→ PROBLEM DETAILS
Leaving out every picture, quote the data below exactly as it appears.

→ DATA FOR THIS EXERCISE
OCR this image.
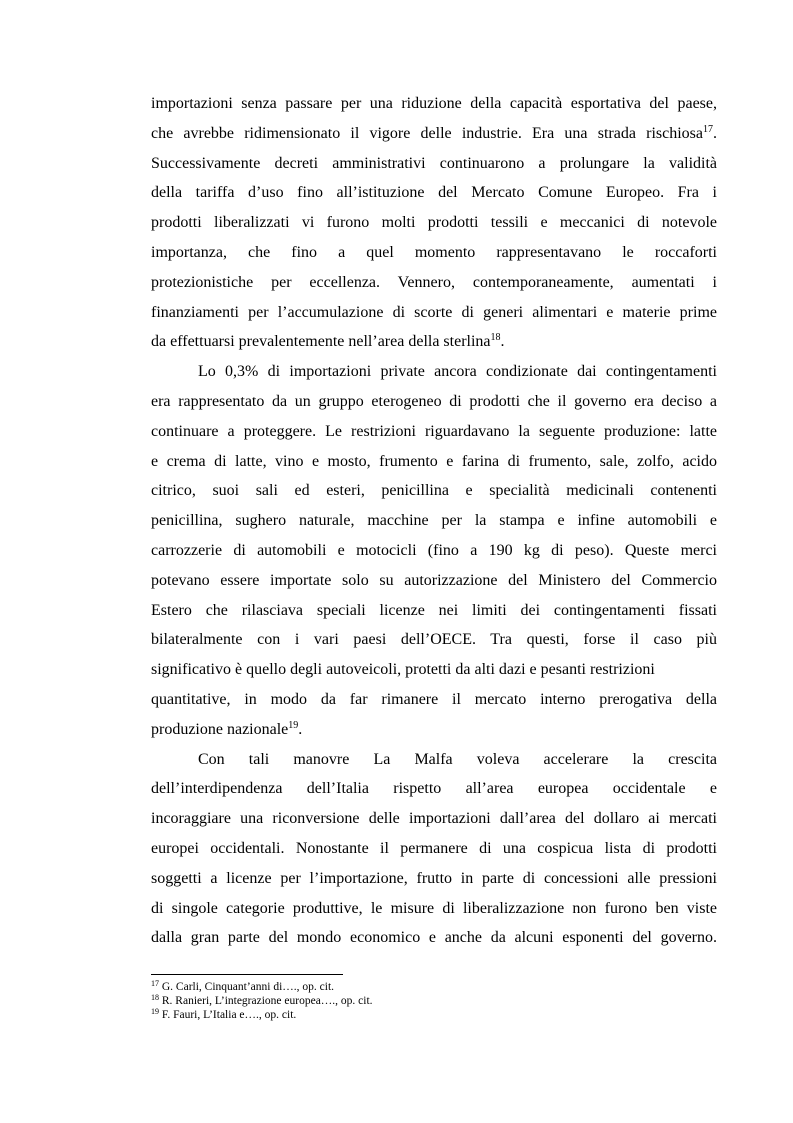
importazioni senza passare per una riduzione della capacità esportativa del paese,
che avrebbe ridimensionato il vigore delle industrie. Era una strada rischiosa$^{17}$.
Successivamente decreti amministrativi continuarono a prolungare la validità
della tariffa d’uso fino all’istituzione del Mercato Comune Europeo. Fra i
prodotti liberalizzati vi furono molti prodotti tessili e meccanici di notevole
importanza, che fino a quel momento rappresentavano le roccaforti
protezionistiche per eccellenza. Vennero, contemporaneamente, aumentati i
finanziamenti per l’accumulazione di scorte di generi alimentari e materie prime
da effettuarsi prevalentemente nell’area della sterlina$^{18}$.
Lo 0,3% di importazioni private ancora condizionate dai contingentamenti
era rappresentato da un gruppo eterogeneo di prodotti che il governo era deciso a
continuare a proteggere. Le restrizioni riguardavano la seguente produzione: latte
e crema di latte, vino e mosto, frumento e farina di frumento, sale, zolfo, acido
citrico, suoi sali ed esteri, penicillina e specialità medicinali contenenti
penicillina, sughero naturale, macchine per la stampa e infine automobili e
carrozzerie di automobili e motocicli (fino a 190 kg di peso). Queste merci
potevano essere importate solo su autorizzazione del Ministero del Commercio
Estero che rilasciava speciali licenze nei limiti dei contingentamenti fissati
bilateralmente con i vari paesi dell’OECE. Tra questi, forse il caso più
significativo è quello degli autoveicoli, protetti da alti dazi e pesanti restrizioni
quantitative, in modo da far rimanere il mercato interno prerogativa della
produzione nazionale$^{19}$.
Con tali manovre La Malfa voleva accelerare la crescita
dell’interdipendenza dell’Italia rispetto all’area europea occidentale e
incoraggiare una riconversione delle importazioni dall’area del dollaro ai mercati
europei occidentali. Nonostante il permanere di una cospicua lista di prodotti
soggetti a licenze per l’importazione, frutto in parte di concessioni alle pressioni
di singole categorie produttive, le misure di liberalizzazione non furono ben viste
dalla gran parte del mondo economico e anche da alcuni esponenti del governo.
$^{17}$ G. Carli, Cinquant’anni di…., op. cit.
$^{18}$ R. Ranieri, L’integrazione europea…., op. cit.
$^{19}$ F. Fauri, L’Italia e…., op. cit.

→ ANSWER BELOW
OCR this image.
importazioni senza passare per una riduzione della capacità esportativa del paese,
che avrebbe ridimensionato il vigore delle industrie. Era una strada rischiosa$^{17}$.
Successivamente decreti amministrativi continuarono a prolungare la validità
della tariffa d’uso fino all’istituzione del Mercato Comune Europeo. Fra i
prodotti liberalizzati vi furono molti prodotti tessili e meccanici di notevole
importanza, che fino a quel momento rappresentavano le roccaforti
protezionistiche per eccellenza. Vennero, contemporaneamente, aumentati i
finanziamenti per l’accumulazione di scorte di generi alimentari e materie prime
da effettuarsi prevalentemente nell’area della sterlina$^{18}$.
Lo 0,3% di importazioni private ancora condizionate dai contingentamenti
era rappresentato da un gruppo eterogeneo di prodotti che il governo era deciso a
continuare a proteggere. Le restrizioni riguardavano la seguente produzione: latte
e crema di latte, vino e mosto, frumento e farina di frumento, sale, zolfo, acido
citrico, suoi sali ed esteri, penicillina e specialità medicinali contenenti
penicillina, sughero naturale, macchine per la stampa e infine automobili e
carrozzerie di automobili e motocicli (fino a 190 kg di peso). Queste merci
potevano essere importate solo su autorizzazione del Ministero del Commercio
Estero che rilasciava speciali licenze nei limiti dei contingentamenti fissati
bilateralmente con i vari paesi dell’OECE. Tra questi, forse il caso più
significativo è quello degli autoveicoli, protetti da alti dazi e pesanti restrizioni
quantitative, in modo da far rimanere il mercato interno prerogativa della
produzione nazionale$^{19}$.
Con tali manovre La Malfa voleva accelerare la crescita
dell’interdipendenza dell’Italia rispetto all’area europea occidentale e
incoraggiare una riconversione delle importazioni dall’area del dollaro ai mercati
europei occidentali. Nonostante il permanere di una cospicua lista di prodotti
soggetti a licenze per l’importazione, frutto in parte di concessioni alle pressioni
di singole categorie produttive, le misure di liberalizzazione non furono ben viste
dalla gran parte del mondo economico e anche da alcuni esponenti del governo.
$^{17}$ G. Carli, Cinquant’anni di…., op. cit.
$^{18}$ R. Ranieri, L’integrazione europea…., op. cit.
$^{19}$ F. Fauri, L’Italia e…., op. cit.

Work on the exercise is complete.